◆ Stated problem: Look through the material below. Copy every line with the string "title" in it.

■ ■ ■

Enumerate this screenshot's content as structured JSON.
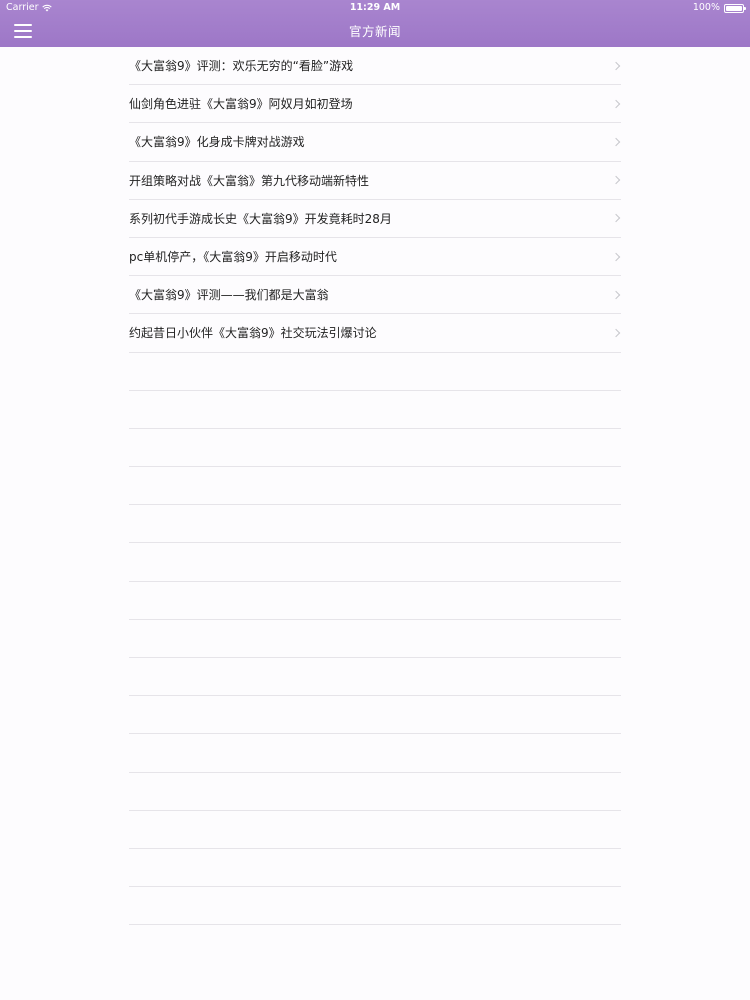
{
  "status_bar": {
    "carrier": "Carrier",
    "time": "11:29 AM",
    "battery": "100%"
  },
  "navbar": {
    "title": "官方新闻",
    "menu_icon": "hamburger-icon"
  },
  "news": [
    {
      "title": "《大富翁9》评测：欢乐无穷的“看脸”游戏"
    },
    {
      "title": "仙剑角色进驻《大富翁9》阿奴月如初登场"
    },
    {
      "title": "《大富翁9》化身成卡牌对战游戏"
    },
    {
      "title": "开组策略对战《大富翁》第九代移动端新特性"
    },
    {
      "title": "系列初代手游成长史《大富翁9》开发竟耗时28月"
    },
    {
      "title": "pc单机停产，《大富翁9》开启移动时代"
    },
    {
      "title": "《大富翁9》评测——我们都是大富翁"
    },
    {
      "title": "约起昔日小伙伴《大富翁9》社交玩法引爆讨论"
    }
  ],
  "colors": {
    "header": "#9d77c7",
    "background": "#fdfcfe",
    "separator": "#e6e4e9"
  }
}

■ ■ ■

◆ In response:
    "title": "官方新闻",
      "title": "《大富翁9》评测：欢乐无穷的“看脸”游戏"
      "title": "仙剑角色进驻《大富翁9》阿奴月如初登场"
      "title": "《大富翁9》化身成卡牌对战游戏"
      "title": "开组策略对战《大富翁》第九代移动端新特性"
      "title": "系列初代手游成长史《大富翁9》开发竟耗时28月"
      "title": "pc单机停产，《大富翁9》开启移动时代"
      "title": "《大富翁9》评测——我们都是大富翁"
      "title": "约起昔日小伙伴《大富翁9》社交玩法引爆讨论"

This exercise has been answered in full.